Directions » List each line in which the string "know" appears.

[Collection entries]
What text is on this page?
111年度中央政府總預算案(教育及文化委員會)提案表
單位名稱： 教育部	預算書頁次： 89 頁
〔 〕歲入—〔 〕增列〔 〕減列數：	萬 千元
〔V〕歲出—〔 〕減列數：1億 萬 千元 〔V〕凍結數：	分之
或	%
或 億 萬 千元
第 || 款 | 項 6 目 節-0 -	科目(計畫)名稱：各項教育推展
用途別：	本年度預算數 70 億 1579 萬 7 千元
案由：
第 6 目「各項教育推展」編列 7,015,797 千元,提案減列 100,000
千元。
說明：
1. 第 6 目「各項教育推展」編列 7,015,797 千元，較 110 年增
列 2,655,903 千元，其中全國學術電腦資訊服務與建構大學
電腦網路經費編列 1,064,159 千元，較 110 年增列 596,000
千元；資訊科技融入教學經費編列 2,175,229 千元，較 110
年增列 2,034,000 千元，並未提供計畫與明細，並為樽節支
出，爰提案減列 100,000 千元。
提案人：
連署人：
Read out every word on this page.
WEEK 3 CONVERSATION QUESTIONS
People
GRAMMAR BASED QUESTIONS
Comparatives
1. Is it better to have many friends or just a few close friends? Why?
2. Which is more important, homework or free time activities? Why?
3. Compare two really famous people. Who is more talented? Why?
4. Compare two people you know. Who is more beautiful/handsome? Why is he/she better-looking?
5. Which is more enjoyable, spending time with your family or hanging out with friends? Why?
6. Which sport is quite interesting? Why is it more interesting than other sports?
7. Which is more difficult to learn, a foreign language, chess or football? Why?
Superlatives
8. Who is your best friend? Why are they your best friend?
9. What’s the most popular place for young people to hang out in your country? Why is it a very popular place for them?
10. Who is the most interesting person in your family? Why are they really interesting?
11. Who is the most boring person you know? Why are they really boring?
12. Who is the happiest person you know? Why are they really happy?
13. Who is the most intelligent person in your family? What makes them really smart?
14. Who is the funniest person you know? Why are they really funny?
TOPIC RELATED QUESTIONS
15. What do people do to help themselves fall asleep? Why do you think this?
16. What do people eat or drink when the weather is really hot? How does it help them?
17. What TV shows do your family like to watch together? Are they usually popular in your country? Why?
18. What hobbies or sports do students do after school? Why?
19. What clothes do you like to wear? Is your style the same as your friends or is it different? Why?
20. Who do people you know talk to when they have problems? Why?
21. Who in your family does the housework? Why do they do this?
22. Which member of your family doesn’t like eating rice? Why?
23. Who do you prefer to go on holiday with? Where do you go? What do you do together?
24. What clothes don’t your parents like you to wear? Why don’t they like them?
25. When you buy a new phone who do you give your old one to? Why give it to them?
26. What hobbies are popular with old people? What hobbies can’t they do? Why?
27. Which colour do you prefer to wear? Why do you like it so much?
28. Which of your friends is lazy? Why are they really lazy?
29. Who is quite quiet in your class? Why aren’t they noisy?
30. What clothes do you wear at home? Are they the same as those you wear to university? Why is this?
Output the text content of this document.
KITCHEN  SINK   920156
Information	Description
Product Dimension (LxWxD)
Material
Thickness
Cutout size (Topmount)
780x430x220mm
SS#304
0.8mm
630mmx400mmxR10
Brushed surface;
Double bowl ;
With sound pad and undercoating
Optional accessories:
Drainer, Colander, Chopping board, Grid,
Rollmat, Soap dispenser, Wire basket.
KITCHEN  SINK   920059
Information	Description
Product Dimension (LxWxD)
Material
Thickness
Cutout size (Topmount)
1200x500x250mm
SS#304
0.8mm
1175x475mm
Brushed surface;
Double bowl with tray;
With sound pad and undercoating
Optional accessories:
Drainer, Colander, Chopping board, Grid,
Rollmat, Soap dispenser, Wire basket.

Correct response »
4. Compare two people you know. Who is more beautiful/handsome? Why is he/she better-looking?
11. Who is the most boring person you know? Why are they really boring?
12. Who is the happiest person you know? Why are they really happy?
14. Who is the funniest person you know? Why are they really funny?
20. Who do people you know talk to when they have problems? Why?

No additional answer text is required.